Excerpt
At 2 pm we could finally check in. Room 301, a 10-person dorm room. The room was very big with a terrace and had 2 Australian residents who had been there for a few weeks already. Our other roommates were 2 Danish girls, 1 German girl and 1 Russian girl. After us an Italian and Britisch guy checked in our room as well.

We always love it when there are many girls in our dorm, as they tend to snore less.

We had a nice talk with our roomies and afterwards went into the city to buy some groceries.

Skyfire Canberra

Every year in March a local radio station funds fireworks over Lake Burley Griffin in Canberra. The fireworks are synchronised to a music soundtrack which is broadcast on the station. The event is called Skyfire.

Because of Skyfire, our hostel (YHA Canberra) held an event. Free sangria on the rooftop and afterwards we would all go together to the lake to check out the fireworks.

Most of our roomies didn’t want to go. Only the Russian girl joined us.

Sangria on the rooftop

We had a few glasses of white and red sangria on the rooftop. As we hadn’t had a drink in a very long time, we were happy there were some crisps as well.

When we were about to leave for Skyfire the Russian girl told us she’d rather stay in the hostel as she met a nice guy from the UK who wasn’t going either.

We went to Skyfire with around 20 other people from the hostel and it was a great event with very nice fireworks.

Our best night ever

We returned to the hostel at around 10 pm and had a few more drinks at the rooftop. At 11.30pm we returned to the dorm to find it empty (besides the 2 snoring residents).

Great, they’re snoring. It took us half an hour to fall asleep as they were snoring very ‘irregular’.

At 1:30 AM we were awoken by a weird noise from the Russian girl who had entered the room. Luckily, I fell back asleep, but not for long.

Short problem
Using the hostel excerpt, explain in one to three sentences why the Russian girl ended up staying at the hostel instead of going to Skyfire.

Information provided
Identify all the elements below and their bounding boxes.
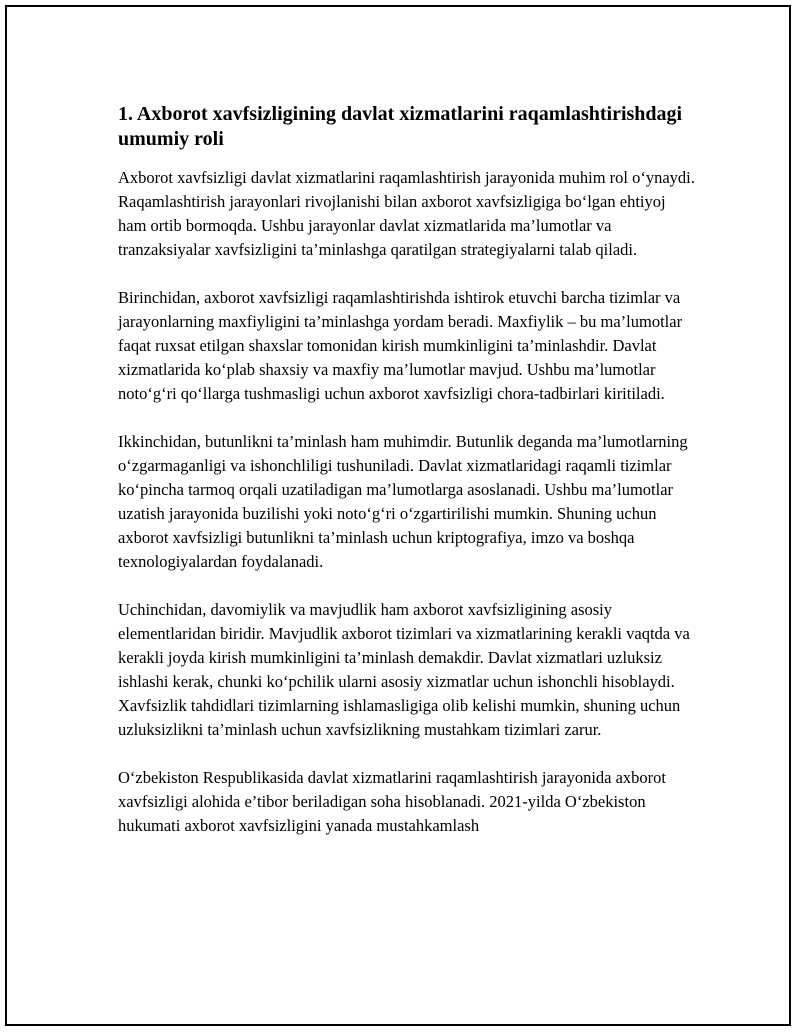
document-page [5, 5, 791, 1026]
paragraph-intro: Axborot xavfsizligi davlat xizmatlarini raqamlashtirish jarayonida muhim rol o‘ynaydi. Raqamlashtirish jarayonlari rivojlanishi bilan axborot xavfsizligiga bo‘lgan ehtiyoj ham ortib bormoqda. Ushbu jarayonlar davlat xizmatlarida ma’lumotlar va tranzaksiyalar xavfsizligini ta’minlashga qaratilgan strategiyalarni talab qiladi. [118, 168, 695, 259]
paragraph-uzbekistan: O‘zbekiston Respublikasida davlat xizmatlarini raqamlashtirish jarayonida axborot xavfsizligi alohida e’tibor beriladigan soha hisoblanadi. 2021-yilda O‘zbekiston hukumati axborot xavfsizligini yanada mustahkamlash [118, 768, 667, 835]
paragraph-integrity: Ikkinchidan, butunlikni ta’minlash ham muhimdir. Butunlik deganda ma’lumotlarning o‘zgarmaganligi va ishonchliligi tushuniladi. Davlat xizmatlaridagi raqamli tizimlar ko‘pincha tarmoq orqali uzatiladigan ma’lumotlarga asoslanadi. Ushbu ma’lumotlar uzatish jarayonida buzilishi yoki noto‘g‘ri o‘zgartirilishi mumkin. Shuning uchun axborot xavfsizligi butunlikni ta’minlash uchun kriptografiya, imzo va boshqa texnologiyalardan foydalanadi. [118, 432, 688, 571]
document-body [118, 102, 698, 838]
section-heading: 1. Axborot xavfsizligining davlat xizmatlarini raqamlashtirishdagi umumiy roli [118, 103, 683, 150]
paragraph-confidentiality: Birinchidan, axborot xavfsizligi raqamlashtirishda ishtirok etuvchi barcha tizimlar va jarayonlarning maxfiyligini ta’minlashga yordam beradi. Maxfiylik – bu ma’lumotlar faqat ruxsat etilgan shaxslar tomonidan kirish mumkinligini ta’minlashdir. Davlat xizmatlarida ko‘plab shaxsiy va maxfiy ma’lumotlar mavjud. Ushbu ma’lumotlar noto‘g‘ri qo‘llarga tushmasligi uchun axborot xavfsizligi chora-tadbirlari kiritiladi. [118, 288, 683, 403]
paragraph-availability: Uchinchidan, davomiylik va mavjudlik ham axborot xavfsizligining asosiy elementlaridan biridir. Mavjudlik axborot tizimlari va xizmatlarining kerakli vaqtda va kerakli joyda kirish mumkinligini ta’minlash demakdir. Davlat xizmatlari uzluksiz ishlashi kerak, chunki ko‘pchilik ularni asosiy xizmatlar uchun ishonchli hisoblaydi. Xavfsizlik tahdidlari tizimlarning ishlamasligiga olib kelishi mumkin, shuning uchun uzluksizlikni ta’minlash uchun xavfsizlikning mustahkam tizimlari zarur. [118, 600, 690, 739]
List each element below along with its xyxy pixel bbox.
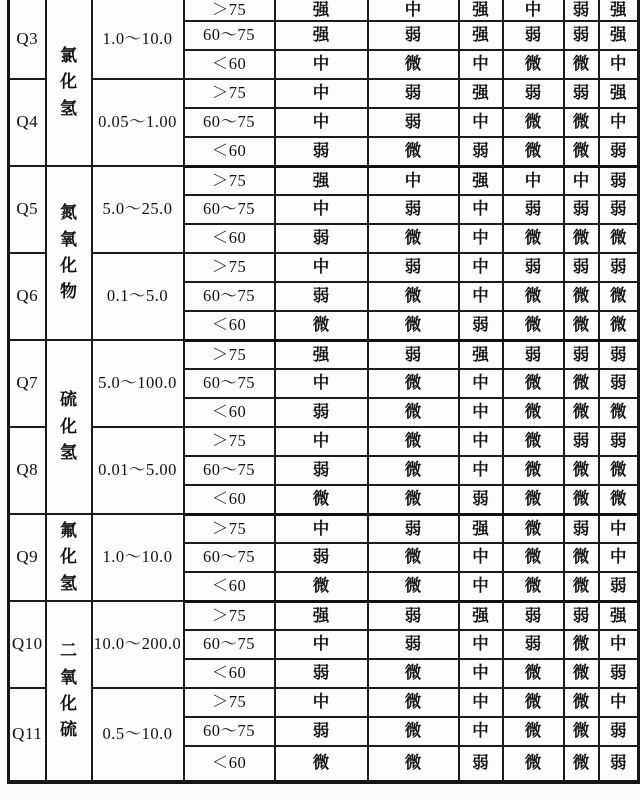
concentration-range: 0.1～5.0	[92, 253, 184, 340]
rating-cell: 强	[275, 340, 368, 369]
percentage-threshold: 60～75	[184, 21, 275, 50]
rating-cell: 微	[503, 282, 564, 311]
rating-cell: 微	[503, 398, 564, 427]
rating-cell: 微	[275, 485, 368, 514]
rating-cell: 强	[459, 340, 503, 369]
rating-cell: 弱	[275, 717, 368, 746]
rating-cell: 微	[564, 108, 599, 137]
rating-cell: 弱	[599, 253, 639, 282]
rating-cell: 弱	[459, 311, 503, 340]
chemical-name-cell	[46, 514, 92, 601]
rating-cell: 微	[503, 659, 564, 688]
rating-cell: 微	[599, 311, 639, 340]
rating-cell: 中	[459, 398, 503, 427]
rating-cell: 微	[564, 688, 599, 717]
chemical-name-cell	[46, 166, 92, 340]
rating-cell: 微	[564, 224, 599, 253]
percentage-threshold: ＜60	[184, 746, 275, 782]
rating-cell: 中	[459, 688, 503, 717]
table-row	[9, 427, 639, 456]
chemical-name: 氟化氢	[59, 520, 77, 593]
rating-cell: 微	[503, 311, 564, 340]
rating-cell: 弱	[599, 572, 639, 601]
rating-cell: 弱	[503, 630, 564, 659]
percentage-threshold: 60～75	[184, 456, 275, 485]
rating-cell: 中	[368, 0, 459, 21]
percentage-threshold: ＜60	[184, 224, 275, 253]
percentage-threshold: ＞75	[184, 340, 275, 369]
rating-cell: 弱	[599, 717, 639, 746]
table-body	[9, 0, 639, 782]
rating-cell: 弱	[564, 601, 599, 630]
rating-cell: 弱	[599, 427, 639, 456]
q-label: Q9	[9, 514, 46, 601]
rating-cell: 中	[459, 717, 503, 746]
rating-cell: 微	[503, 746, 564, 782]
rating-cell: 微	[503, 717, 564, 746]
rating-cell: 微	[503, 108, 564, 137]
table-row	[9, 514, 639, 543]
rating-cell: 中	[599, 514, 639, 543]
rating-cell: 中	[503, 0, 564, 21]
table-row	[9, 601, 639, 630]
rating-cell: 弱	[275, 543, 368, 572]
rating-cell: 弱	[459, 746, 503, 782]
rating-cell: 中	[599, 543, 639, 572]
rating-cell: 微	[503, 543, 564, 572]
rating-cell: 中	[459, 282, 503, 311]
rating-cell: 微	[564, 630, 599, 659]
rating-cell: 微	[564, 543, 599, 572]
chemical-name-cell	[46, 340, 92, 514]
rating-cell: 弱	[368, 601, 459, 630]
rating-cell: 弱	[599, 166, 639, 195]
rating-cell: 弱	[599, 195, 639, 224]
rating-cell: 中	[459, 224, 503, 253]
rating-cell: 弱	[368, 79, 459, 108]
rating-cell: 弱	[459, 137, 503, 166]
rating-cell: 弱	[275, 398, 368, 427]
rating-cell: 强	[599, 79, 639, 108]
rating-cell: 微	[368, 746, 459, 782]
rating-cell: 强	[599, 601, 639, 630]
rating-cell: 微	[564, 282, 599, 311]
rating-cell: 强	[275, 21, 368, 50]
q-label: Q6	[9, 253, 46, 340]
rating-cell: 微	[368, 543, 459, 572]
rating-cell: 弱	[459, 485, 503, 514]
rating-cell: 弱	[275, 224, 368, 253]
rating-cell: 弱	[564, 0, 599, 21]
rating-cell: 强	[459, 0, 503, 21]
rating-cell: 弱	[564, 340, 599, 369]
rating-cell: 中	[275, 50, 368, 79]
rating-cell: 弱	[275, 282, 368, 311]
rating-cell: 微	[564, 137, 599, 166]
rating-cell: 强	[459, 166, 503, 195]
rating-cell: 微	[368, 688, 459, 717]
rating-cell: 弱	[564, 79, 599, 108]
rating-cell: 强	[275, 601, 368, 630]
rating-cell: 中	[459, 369, 503, 398]
percentage-threshold: ＞75	[184, 253, 275, 282]
rating-cell: 微	[503, 456, 564, 485]
rating-cell: 微	[368, 572, 459, 601]
q-label: Q5	[9, 166, 46, 253]
rating-cell: 微	[503, 572, 564, 601]
rating-cell: 中	[564, 166, 599, 195]
percentage-threshold: 60～75	[184, 717, 275, 746]
rating-cell: 弱	[599, 340, 639, 369]
concentration-range: 5.0～25.0	[92, 166, 184, 253]
percentage-threshold: ＜60	[184, 311, 275, 340]
rating-cell: 微	[368, 224, 459, 253]
rating-cell: 中	[599, 108, 639, 137]
rating-cell: 弱	[503, 79, 564, 108]
rating-cell: 微	[368, 717, 459, 746]
rating-cell: 微	[503, 369, 564, 398]
table-row	[9, 340, 639, 369]
percentage-threshold: 60～75	[184, 108, 275, 137]
q-label: Q11	[9, 688, 46, 782]
rating-cell: 微	[564, 572, 599, 601]
rating-cell: 微	[503, 50, 564, 79]
percentage-threshold: ＞75	[184, 427, 275, 456]
rating-cell: 微	[564, 659, 599, 688]
rating-cell: 中	[503, 166, 564, 195]
rating-cell: 弱	[275, 456, 368, 485]
gas-rating-table	[7, 0, 640, 784]
q-label: Q8	[9, 427, 46, 514]
rating-cell: 弱	[368, 340, 459, 369]
percentage-threshold: ＜60	[184, 398, 275, 427]
rating-cell: 弱	[599, 137, 639, 166]
percentage-threshold: ＜60	[184, 137, 275, 166]
percentage-threshold: ＜60	[184, 659, 275, 688]
percentage-threshold: ＞75	[184, 688, 275, 717]
rating-cell: 中	[459, 659, 503, 688]
rating-cell: 微	[368, 311, 459, 340]
rating-cell: 微	[599, 456, 639, 485]
rating-cell: 中	[275, 195, 368, 224]
rating-cell: 中	[275, 253, 368, 282]
percentage-threshold: 60～75	[184, 630, 275, 659]
rating-cell: 微	[368, 50, 459, 79]
rating-cell: 强	[599, 21, 639, 50]
rating-cell: 弱	[599, 746, 639, 782]
rating-cell: 中	[599, 50, 639, 79]
percentage-threshold: ＞75	[184, 514, 275, 543]
rating-cell: 微	[503, 224, 564, 253]
percentage-threshold: 60～75	[184, 282, 275, 311]
rating-cell: 强	[275, 0, 368, 21]
rating-cell: 中	[275, 369, 368, 398]
q-label: Q4	[9, 79, 46, 166]
percentage-threshold: ＞75	[184, 166, 275, 195]
rating-cell: 弱	[368, 630, 459, 659]
rating-cell: 微	[368, 137, 459, 166]
rating-cell: 弱	[503, 340, 564, 369]
concentration-range: 10.0～200.0	[92, 601, 184, 688]
rating-cell: 微	[275, 572, 368, 601]
q-label: Q10	[9, 601, 46, 688]
percentage-threshold: 60～75	[184, 195, 275, 224]
rating-cell: 微	[275, 311, 368, 340]
rating-cell: 强	[459, 21, 503, 50]
rating-cell: 弱	[275, 137, 368, 166]
rating-cell: 微	[368, 659, 459, 688]
rating-cell: 强	[459, 601, 503, 630]
rating-cell: 微	[599, 224, 639, 253]
chemical-name-cell	[46, 0, 92, 166]
rating-cell: 微	[503, 485, 564, 514]
rating-cell: 微	[599, 282, 639, 311]
rating-cell: 弱	[275, 659, 368, 688]
rating-cell: 微	[368, 456, 459, 485]
rating-cell: 弱	[564, 427, 599, 456]
chemical-name: 硫化氢	[59, 390, 77, 463]
rating-cell: 中	[599, 688, 639, 717]
rating-cell: 弱	[368, 253, 459, 282]
rating-cell: 中	[275, 514, 368, 543]
rating-cell: 弱	[368, 195, 459, 224]
percentage-threshold: ＞75	[184, 79, 275, 108]
table-row	[9, 166, 639, 195]
percentage-threshold: ＜60	[184, 50, 275, 79]
rating-cell: 微	[368, 485, 459, 514]
rating-cell: 微	[368, 369, 459, 398]
rating-cell: 微	[599, 398, 639, 427]
table-row	[9, 0, 639, 21]
table-row	[9, 253, 639, 282]
q-label: Q7	[9, 340, 46, 427]
rating-cell: 弱	[599, 659, 639, 688]
rating-cell: 微	[599, 485, 639, 514]
percentage-threshold: 60～75	[184, 369, 275, 398]
rating-cell: 中	[459, 572, 503, 601]
concentration-range: 0.05～1.00	[92, 79, 184, 166]
rating-cell: 弱	[368, 514, 459, 543]
rating-cell: 中	[368, 166, 459, 195]
percentage-threshold: ＞75	[184, 0, 275, 21]
percentage-threshold: ＜60	[184, 572, 275, 601]
chemical-name: 二氧化硫	[59, 641, 77, 740]
rating-cell: 中	[275, 688, 368, 717]
rating-cell: 强	[599, 0, 639, 21]
rating-cell: 微	[503, 137, 564, 166]
rating-cell: 强	[275, 166, 368, 195]
rating-cell: 中	[275, 79, 368, 108]
rating-cell: 中	[459, 630, 503, 659]
rating-cell: 中	[459, 427, 503, 456]
rating-cell: 微	[503, 688, 564, 717]
rating-cell: 微	[368, 398, 459, 427]
rating-cell: 中	[275, 108, 368, 137]
concentration-range: 1.0～10.0	[92, 0, 184, 79]
concentration-range: 5.0～100.0	[92, 340, 184, 427]
chemical-name-cell	[46, 601, 92, 782]
table-row	[9, 688, 639, 717]
rating-cell: 中	[459, 456, 503, 485]
rating-cell: 微	[275, 746, 368, 782]
rating-cell: 中	[459, 543, 503, 572]
rating-cell: 弱	[599, 369, 639, 398]
rating-cell: 微	[503, 427, 564, 456]
rating-cell: 微	[368, 282, 459, 311]
rating-cell: 中	[275, 427, 368, 456]
percentage-threshold: 60～75	[184, 543, 275, 572]
rating-cell: 弱	[503, 21, 564, 50]
percentage-threshold: ＞75	[184, 601, 275, 630]
rating-cell: 微	[564, 717, 599, 746]
chemical-name: 氮氧化物	[59, 203, 77, 302]
concentration-range: 0.01～5.00	[92, 427, 184, 514]
rating-cell: 强	[459, 514, 503, 543]
rating-cell: 微	[368, 427, 459, 456]
rating-cell: 微	[564, 485, 599, 514]
rating-cell: 微	[564, 311, 599, 340]
rating-cell: 微	[564, 50, 599, 79]
rating-cell: 弱	[368, 108, 459, 137]
rating-cell: 弱	[564, 514, 599, 543]
rating-cell: 弱	[564, 21, 599, 50]
rating-cell: 中	[459, 195, 503, 224]
rating-cell: 中	[459, 108, 503, 137]
rating-cell: 弱	[564, 253, 599, 282]
q-label: Q3	[9, 0, 46, 79]
chemical-name: 氯化氢	[59, 45, 77, 118]
rating-cell: 弱	[503, 253, 564, 282]
concentration-range: 0.5～10.0	[92, 688, 184, 782]
rating-cell: 微	[564, 456, 599, 485]
table-row	[9, 79, 639, 108]
rating-cell: 强	[459, 79, 503, 108]
rating-cell: 中	[459, 253, 503, 282]
rating-cell: 中	[275, 630, 368, 659]
rating-cell: 微	[564, 746, 599, 782]
rating-cell: 中	[459, 50, 503, 79]
rating-cell: 弱	[564, 195, 599, 224]
concentration-range: 1.0～10.0	[92, 514, 184, 601]
rating-cell: 微	[564, 398, 599, 427]
rating-cell: 弱	[368, 21, 459, 50]
rating-cell: 微	[503, 514, 564, 543]
rating-cell: 弱	[503, 195, 564, 224]
rating-cell: 中	[599, 630, 639, 659]
rating-cell: 弱	[503, 601, 564, 630]
percentage-threshold: ＜60	[184, 485, 275, 514]
rating-cell: 微	[564, 369, 599, 398]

Task output
She had met a nice guy from the UK who wasn't going to Skyfire either, so she told the group she would rather stay at the hostel.